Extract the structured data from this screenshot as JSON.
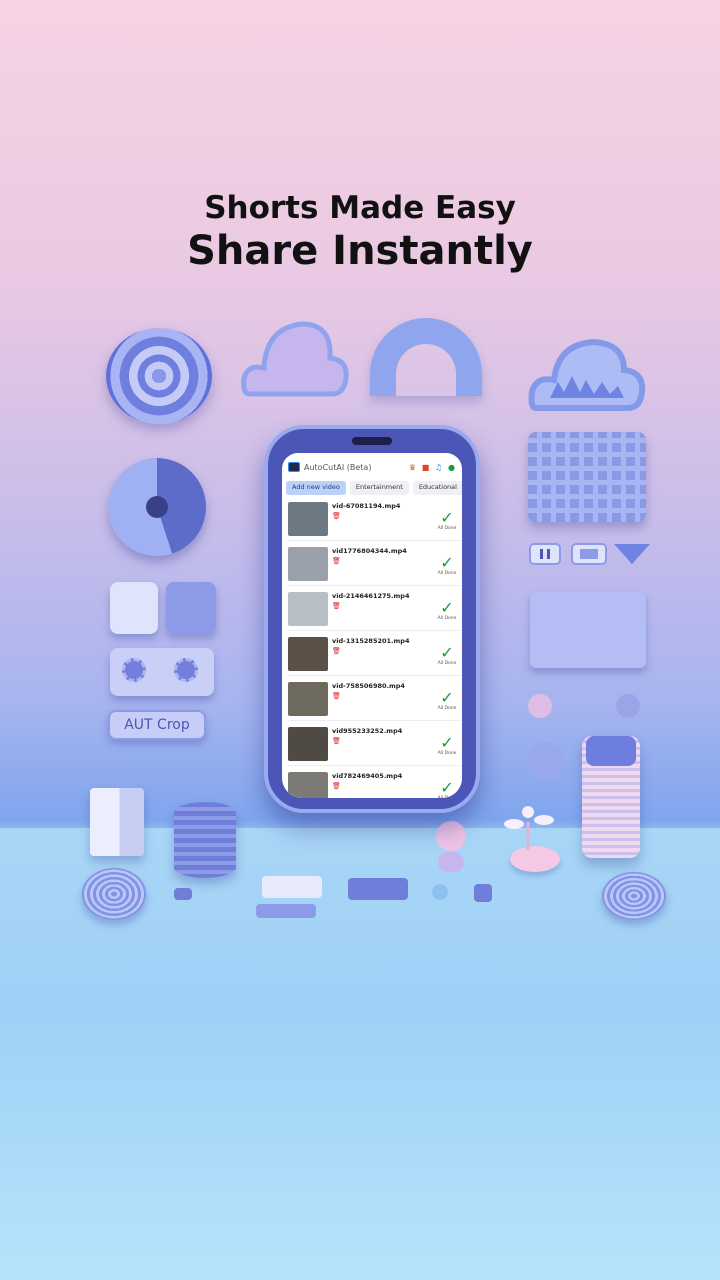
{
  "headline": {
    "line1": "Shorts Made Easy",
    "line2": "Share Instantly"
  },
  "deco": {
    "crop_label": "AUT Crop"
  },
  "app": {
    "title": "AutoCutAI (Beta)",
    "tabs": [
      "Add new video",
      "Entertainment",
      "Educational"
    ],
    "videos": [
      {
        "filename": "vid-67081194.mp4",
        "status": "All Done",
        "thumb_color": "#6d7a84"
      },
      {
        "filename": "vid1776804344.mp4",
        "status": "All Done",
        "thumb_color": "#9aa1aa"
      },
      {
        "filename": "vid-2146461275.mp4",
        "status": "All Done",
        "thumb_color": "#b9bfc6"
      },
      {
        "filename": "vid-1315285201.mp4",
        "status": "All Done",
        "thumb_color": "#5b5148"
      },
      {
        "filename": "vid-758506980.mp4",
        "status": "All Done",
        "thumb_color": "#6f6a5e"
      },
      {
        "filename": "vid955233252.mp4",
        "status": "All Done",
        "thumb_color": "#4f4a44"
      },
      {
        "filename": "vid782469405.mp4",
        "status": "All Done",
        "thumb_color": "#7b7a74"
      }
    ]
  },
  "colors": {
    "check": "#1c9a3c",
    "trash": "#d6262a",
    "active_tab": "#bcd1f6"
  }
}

What the task asks
Write out every record above exactly as it stands, but leave out the pictures.

Correct result
Extract the structured data from this screenshot as JSON.
{
  "headline": {
    "line1": "Shorts Made Easy",
    "line2": "Share Instantly"
  },
  "deco": {
    "crop_label": "AUT Crop"
  },
  "app": {
    "title": "AutoCutAI (Beta)",
    "tabs": [
      "Add new video",
      "Entertainment",
      "Educational"
    ],
    "videos": [
      {
        "filename": "vid-67081194.mp4",
        "status": "All Done",
        "thumb_color": "#6d7a84"
      },
      {
        "filename": "vid1776804344.mp4",
        "status": "All Done",
        "thumb_color": "#9aa1aa"
      },
      {
        "filename": "vid-2146461275.mp4",
        "status": "All Done",
        "thumb_color": "#b9bfc6"
      },
      {
        "filename": "vid-1315285201.mp4",
        "status": "All Done",
        "thumb_color": "#5b5148"
      },
      {
        "filename": "vid-758506980.mp4",
        "status": "All Done",
        "thumb_color": "#6f6a5e"
      },
      {
        "filename": "vid955233252.mp4",
        "status": "All Done",
        "thumb_color": "#4f4a44"
      },
      {
        "filename": "vid782469405.mp4",
        "status": "All Done",
        "thumb_color": "#7b7a74"
      }
    ]
  },
  "colors": {
    "check": "#1c9a3c",
    "trash": "#d6262a",
    "active_tab": "#bcd1f6"
  }
}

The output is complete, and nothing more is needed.